Extract:
* * * *

Marie Coady, global ETF leader and partner at PwC Ireland, told Ignites Europe she believed it would take time for index providers and managers to “work their way” through ESG regulations in terms of “rebalancing the index and closing the data gap”.
Andrea Murray, head of business development at Blackwater Search and Advisory, said the growth of ESG ETFs faced challenges as regulatory scrutiny began to “make an impact” on the product development process.
Murray added that there would be “potential delays or redesigns of product ideas” as regulatory changes within the market “make an impact” on the product development process.
“If stricter ratings drop a product to a much lower rating, it may not be appealing to institutional clients, which are the largest and most impactful investor base in Europe,” she said.
That could have a meaningful effect on ETF investment in Europe. In 2022, ESG ETFs accounted for 65 per cent of inflows into European ETFs, according to Morningstar.
Regulators have been on a drive to stamp out “greenwashing” by defining and labelling ESG investing. In a recent example of the increasing pressure on index and fund providers, changes to MSCI ESG ratings are expected to result in hundreds of funds being stripped of their ESG rating.
Asset managers will not waste time creating the products if they cannot solve a client problem or investment need, Murray said. “This can certainly introduce barriers to entry for new ESG ETF products,” she added.
But she pointed out that the ETF industry and the people within it are “resilient” and “can find a way to circumnavigate changes”.

* * * *

Recorded information:
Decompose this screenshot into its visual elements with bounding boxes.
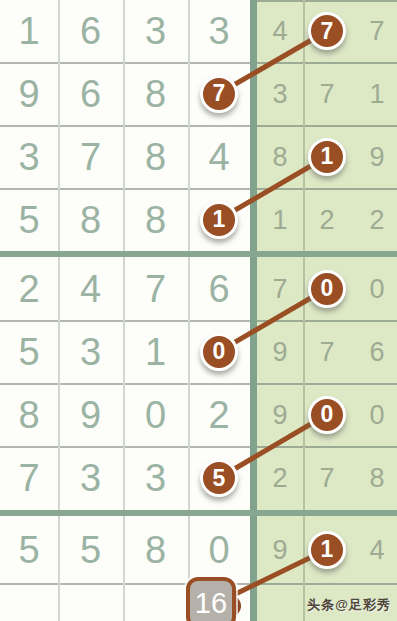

* * * *

What this exercise asks:
1. According to the article on ESG ETFs, what share of inflows into European ETFs did ESG ETFs account for in 2022?
2. Extend the article on ESG ETFs, picking up after its final sentence.

Answers below:
1. They accounted for 65 percent of those inflows, according to Morningstar.

2.
“I don’t see the doors to new ESG products being fully locked anytime soon,” she added.
Manooj Mistry, chief operating officer of HANetf, said he expected ESG ETFs to continue to be launched as “the demand is there”.
Coady said regulatory changes were not going to have an impact on growth in ESG ETFs because “investors are committed to ETFs”.
She said “a powerful and deepened partnership relationship” between the index provider and the asset manager was needed because each was dependent on the other.
“The partnership has to find out how to deliver the information to construct the index and achieve the outcome that supports investors’ sustainability goals,” she said. “It will require managers to be more innovative and a huge amount of diligence.”
Hermin Hologan, wealth and asset management leader at EY for Europe, Middle East, India and Africa, said: “While the ratings are useful for investors in their investment process, with the ongoing scrutiny of the ratings, investors may become less focused on the end rating, and perform enhanced due diligence on the components of the end product.”